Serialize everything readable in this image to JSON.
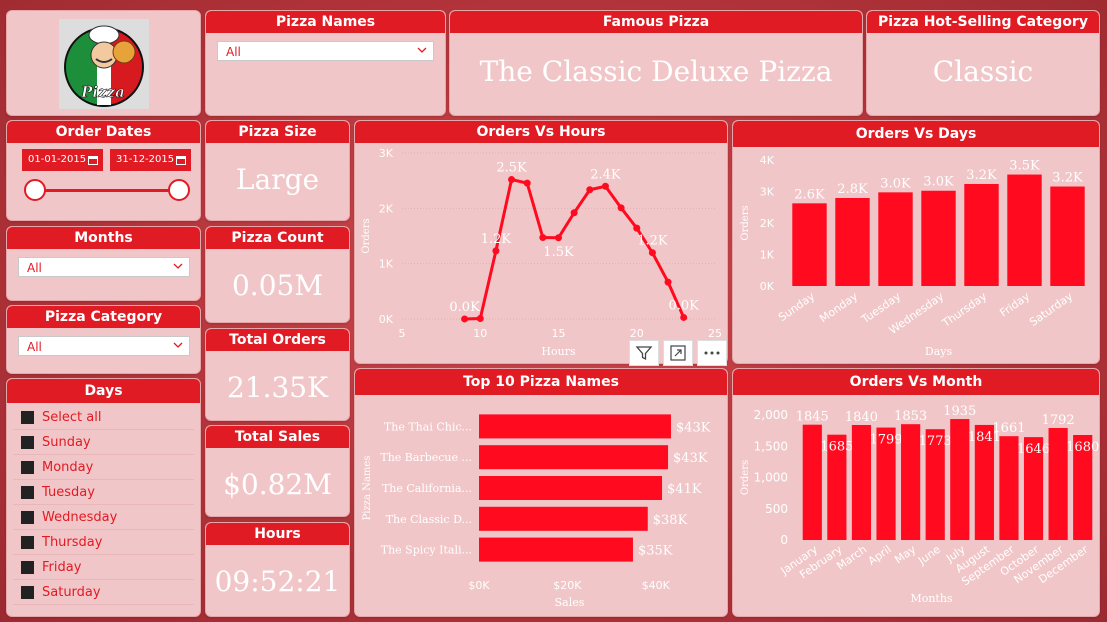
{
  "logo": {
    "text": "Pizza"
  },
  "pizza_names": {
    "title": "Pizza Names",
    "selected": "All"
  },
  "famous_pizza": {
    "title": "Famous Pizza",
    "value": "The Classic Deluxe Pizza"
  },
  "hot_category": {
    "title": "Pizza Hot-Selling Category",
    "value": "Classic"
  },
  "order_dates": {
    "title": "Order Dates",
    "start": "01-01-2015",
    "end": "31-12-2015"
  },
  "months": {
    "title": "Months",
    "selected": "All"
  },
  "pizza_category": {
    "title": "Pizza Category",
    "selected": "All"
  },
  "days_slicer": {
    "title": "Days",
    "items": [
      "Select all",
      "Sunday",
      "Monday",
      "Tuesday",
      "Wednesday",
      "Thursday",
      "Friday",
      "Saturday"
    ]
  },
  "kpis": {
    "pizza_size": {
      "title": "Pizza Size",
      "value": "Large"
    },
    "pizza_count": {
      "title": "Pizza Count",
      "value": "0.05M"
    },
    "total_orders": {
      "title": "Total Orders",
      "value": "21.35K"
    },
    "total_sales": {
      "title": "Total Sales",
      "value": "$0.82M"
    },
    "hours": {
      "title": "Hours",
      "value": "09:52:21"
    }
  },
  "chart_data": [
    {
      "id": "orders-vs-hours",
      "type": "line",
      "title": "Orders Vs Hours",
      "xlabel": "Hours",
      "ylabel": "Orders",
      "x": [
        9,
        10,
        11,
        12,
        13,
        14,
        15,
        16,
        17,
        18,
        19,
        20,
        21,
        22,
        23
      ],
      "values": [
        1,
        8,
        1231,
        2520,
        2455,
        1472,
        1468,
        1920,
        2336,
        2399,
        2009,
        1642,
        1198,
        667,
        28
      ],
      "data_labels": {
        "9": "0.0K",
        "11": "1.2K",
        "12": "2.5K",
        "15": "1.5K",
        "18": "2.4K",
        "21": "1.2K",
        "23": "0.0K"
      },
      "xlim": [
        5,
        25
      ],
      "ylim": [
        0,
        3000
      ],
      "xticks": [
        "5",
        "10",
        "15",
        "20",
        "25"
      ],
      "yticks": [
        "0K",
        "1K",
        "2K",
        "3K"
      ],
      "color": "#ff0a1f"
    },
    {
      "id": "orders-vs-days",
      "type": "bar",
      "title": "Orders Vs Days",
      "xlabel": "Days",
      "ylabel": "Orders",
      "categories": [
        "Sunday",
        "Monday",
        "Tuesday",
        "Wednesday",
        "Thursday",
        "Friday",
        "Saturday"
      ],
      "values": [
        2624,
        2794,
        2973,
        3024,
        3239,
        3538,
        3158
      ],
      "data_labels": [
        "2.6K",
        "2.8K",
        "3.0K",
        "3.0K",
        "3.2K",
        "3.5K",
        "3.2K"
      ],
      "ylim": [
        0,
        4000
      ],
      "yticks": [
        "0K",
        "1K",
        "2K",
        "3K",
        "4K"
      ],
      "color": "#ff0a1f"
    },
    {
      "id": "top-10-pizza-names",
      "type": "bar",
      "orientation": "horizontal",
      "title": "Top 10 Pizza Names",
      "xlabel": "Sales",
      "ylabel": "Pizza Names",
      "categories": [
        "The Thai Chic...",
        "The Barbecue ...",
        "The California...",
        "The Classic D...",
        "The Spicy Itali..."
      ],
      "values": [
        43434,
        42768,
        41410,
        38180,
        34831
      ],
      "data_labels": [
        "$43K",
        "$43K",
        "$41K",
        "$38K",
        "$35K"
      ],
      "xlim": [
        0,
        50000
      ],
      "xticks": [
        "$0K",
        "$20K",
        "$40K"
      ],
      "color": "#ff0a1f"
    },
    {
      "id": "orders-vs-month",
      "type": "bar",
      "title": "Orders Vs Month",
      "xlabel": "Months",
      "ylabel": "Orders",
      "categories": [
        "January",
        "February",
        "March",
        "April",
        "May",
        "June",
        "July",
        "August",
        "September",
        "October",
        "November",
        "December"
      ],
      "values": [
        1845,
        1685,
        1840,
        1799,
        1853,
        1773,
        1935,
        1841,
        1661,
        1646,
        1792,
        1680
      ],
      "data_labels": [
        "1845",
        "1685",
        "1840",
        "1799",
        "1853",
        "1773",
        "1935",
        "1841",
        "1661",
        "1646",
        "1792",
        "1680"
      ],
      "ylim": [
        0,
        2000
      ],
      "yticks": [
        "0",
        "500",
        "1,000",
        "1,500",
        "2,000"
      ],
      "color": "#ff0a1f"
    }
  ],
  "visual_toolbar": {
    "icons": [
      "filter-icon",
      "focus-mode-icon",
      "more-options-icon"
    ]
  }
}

PROBLEM TO SOLVE –
Write out the records above exactly as they stand, leaving out every picture.

TASK OUTPUT –
Serialize everything readable in this image to JSON.
{
  "logo": {
    "text": "Pizza"
  },
  "pizza_names": {
    "title": "Pizza Names",
    "selected": "All"
  },
  "famous_pizza": {
    "title": "Famous Pizza",
    "value": "The Classic Deluxe Pizza"
  },
  "hot_category": {
    "title": "Pizza Hot-Selling Category",
    "value": "Classic"
  },
  "order_dates": {
    "title": "Order Dates",
    "start": "01-01-2015",
    "end": "31-12-2015"
  },
  "months": {
    "title": "Months",
    "selected": "All"
  },
  "pizza_category": {
    "title": "Pizza Category",
    "selected": "All"
  },
  "days_slicer": {
    "title": "Days",
    "items": [
      "Select all",
      "Sunday",
      "Monday",
      "Tuesday",
      "Wednesday",
      "Thursday",
      "Friday",
      "Saturday"
    ]
  },
  "kpis": {
    "pizza_size": {
      "title": "Pizza Size",
      "value": "Large"
    },
    "pizza_count": {
      "title": "Pizza Count",
      "value": "0.05M"
    },
    "total_orders": {
      "title": "Total Orders",
      "value": "21.35K"
    },
    "total_sales": {
      "title": "Total Sales",
      "value": "$0.82M"
    },
    "hours": {
      "title": "Hours",
      "value": "09:52:21"
    }
  },
  "chart_data": [
    {
      "id": "orders-vs-hours",
      "type": "line",
      "title": "Orders Vs Hours",
      "xlabel": "Hours",
      "ylabel": "Orders",
      "x": [
        9,
        10,
        11,
        12,
        13,
        14,
        15,
        16,
        17,
        18,
        19,
        20,
        21,
        22,
        23
      ],
      "values": [
        1,
        8,
        1231,
        2520,
        2455,
        1472,
        1468,
        1920,
        2336,
        2399,
        2009,
        1642,
        1198,
        667,
        28
      ],
      "data_labels": {
        "9": "0.0K",
        "11": "1.2K",
        "12": "2.5K",
        "15": "1.5K",
        "18": "2.4K",
        "21": "1.2K",
        "23": "0.0K"
      },
      "xlim": [
        5,
        25
      ],
      "ylim": [
        0,
        3000
      ],
      "xticks": [
        "5",
        "10",
        "15",
        "20",
        "25"
      ],
      "yticks": [
        "0K",
        "1K",
        "2K",
        "3K"
      ],
      "color": "#ff0a1f"
    },
    {
      "id": "orders-vs-days",
      "type": "bar",
      "title": "Orders Vs Days",
      "xlabel": "Days",
      "ylabel": "Orders",
      "categories": [
        "Sunday",
        "Monday",
        "Tuesday",
        "Wednesday",
        "Thursday",
        "Friday",
        "Saturday"
      ],
      "values": [
        2624,
        2794,
        2973,
        3024,
        3239,
        3538,
        3158
      ],
      "data_labels": [
        "2.6K",
        "2.8K",
        "3.0K",
        "3.0K",
        "3.2K",
        "3.5K",
        "3.2K"
      ],
      "ylim": [
        0,
        4000
      ],
      "yticks": [
        "0K",
        "1K",
        "2K",
        "3K",
        "4K"
      ],
      "color": "#ff0a1f"
    },
    {
      "id": "top-10-pizza-names",
      "type": "bar",
      "orientation": "horizontal",
      "title": "Top 10 Pizza Names",
      "xlabel": "Sales",
      "ylabel": "Pizza Names",
      "categories": [
        "The Thai Chic...",
        "The Barbecue ...",
        "The California...",
        "The Classic D...",
        "The Spicy Itali..."
      ],
      "values": [
        43434,
        42768,
        41410,
        38180,
        34831
      ],
      "data_labels": [
        "$43K",
        "$43K",
        "$41K",
        "$38K",
        "$35K"
      ],
      "xlim": [
        0,
        50000
      ],
      "xticks": [
        "$0K",
        "$20K",
        "$40K"
      ],
      "color": "#ff0a1f"
    },
    {
      "id": "orders-vs-month",
      "type": "bar",
      "title": "Orders Vs Month",
      "xlabel": "Months",
      "ylabel": "Orders",
      "categories": [
        "January",
        "February",
        "March",
        "April",
        "May",
        "June",
        "July",
        "August",
        "September",
        "October",
        "November",
        "December"
      ],
      "values": [
        1845,
        1685,
        1840,
        1799,
        1853,
        1773,
        1935,
        1841,
        1661,
        1646,
        1792,
        1680
      ],
      "data_labels": [
        "1845",
        "1685",
        "1840",
        "1799",
        "1853",
        "1773",
        "1935",
        "1841",
        "1661",
        "1646",
        "1792",
        "1680"
      ],
      "ylim": [
        0,
        2000
      ],
      "yticks": [
        "0",
        "500",
        "1,000",
        "1,500",
        "2,000"
      ],
      "color": "#ff0a1f"
    }
  ],
  "visual_toolbar": {
    "icons": [
      "filter-icon",
      "focus-mode-icon",
      "more-options-icon"
    ]
  }
}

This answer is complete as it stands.